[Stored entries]

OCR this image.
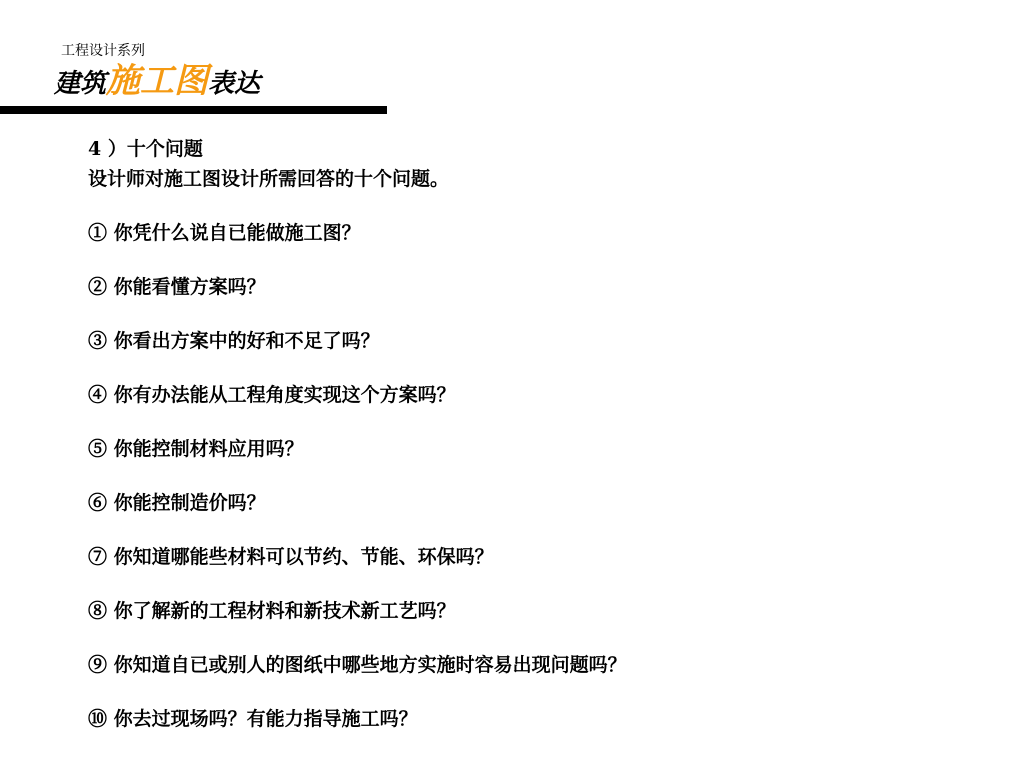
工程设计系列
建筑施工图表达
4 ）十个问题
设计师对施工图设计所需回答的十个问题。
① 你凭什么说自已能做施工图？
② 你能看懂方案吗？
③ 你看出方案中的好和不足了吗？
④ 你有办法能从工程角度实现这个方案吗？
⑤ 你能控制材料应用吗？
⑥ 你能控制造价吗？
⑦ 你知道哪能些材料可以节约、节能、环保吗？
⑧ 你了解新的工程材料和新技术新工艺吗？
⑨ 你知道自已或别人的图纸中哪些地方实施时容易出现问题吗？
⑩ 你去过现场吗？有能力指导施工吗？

* * *

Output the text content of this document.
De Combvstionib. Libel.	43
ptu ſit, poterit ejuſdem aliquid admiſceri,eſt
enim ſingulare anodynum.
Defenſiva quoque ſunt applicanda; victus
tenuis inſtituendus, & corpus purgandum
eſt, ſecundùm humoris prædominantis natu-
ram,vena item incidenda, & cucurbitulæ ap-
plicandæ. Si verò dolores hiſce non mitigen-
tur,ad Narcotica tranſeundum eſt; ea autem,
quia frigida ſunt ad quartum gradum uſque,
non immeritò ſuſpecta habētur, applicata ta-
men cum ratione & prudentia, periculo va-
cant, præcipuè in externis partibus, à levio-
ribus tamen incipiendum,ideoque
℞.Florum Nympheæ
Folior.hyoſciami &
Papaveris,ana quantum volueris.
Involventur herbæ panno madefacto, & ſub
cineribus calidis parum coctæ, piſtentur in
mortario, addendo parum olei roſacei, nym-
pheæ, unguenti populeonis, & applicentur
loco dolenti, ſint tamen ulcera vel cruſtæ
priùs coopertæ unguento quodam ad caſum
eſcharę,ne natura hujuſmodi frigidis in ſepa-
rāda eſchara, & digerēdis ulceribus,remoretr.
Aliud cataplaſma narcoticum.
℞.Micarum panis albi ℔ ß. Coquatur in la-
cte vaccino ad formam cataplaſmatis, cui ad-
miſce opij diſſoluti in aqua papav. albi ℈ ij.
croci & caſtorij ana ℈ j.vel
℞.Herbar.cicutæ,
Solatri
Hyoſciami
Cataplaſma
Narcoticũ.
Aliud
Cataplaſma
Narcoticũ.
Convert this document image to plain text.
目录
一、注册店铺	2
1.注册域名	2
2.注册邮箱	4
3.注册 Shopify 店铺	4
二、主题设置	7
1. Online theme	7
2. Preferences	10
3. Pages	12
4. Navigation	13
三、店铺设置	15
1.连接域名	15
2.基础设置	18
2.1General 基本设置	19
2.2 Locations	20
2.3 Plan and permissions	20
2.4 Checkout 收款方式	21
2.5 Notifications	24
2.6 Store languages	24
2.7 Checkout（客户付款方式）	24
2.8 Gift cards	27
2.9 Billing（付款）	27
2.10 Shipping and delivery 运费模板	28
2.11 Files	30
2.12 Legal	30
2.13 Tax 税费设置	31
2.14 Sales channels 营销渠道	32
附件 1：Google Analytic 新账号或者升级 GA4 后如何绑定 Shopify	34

■ Short problem
In the listing, find all lines with the string "ſunt" and copy them.

■ Full output
Defenſiva quoque ſunt applicanda; victus
quia frigida ſunt ad quartum gradum uſque,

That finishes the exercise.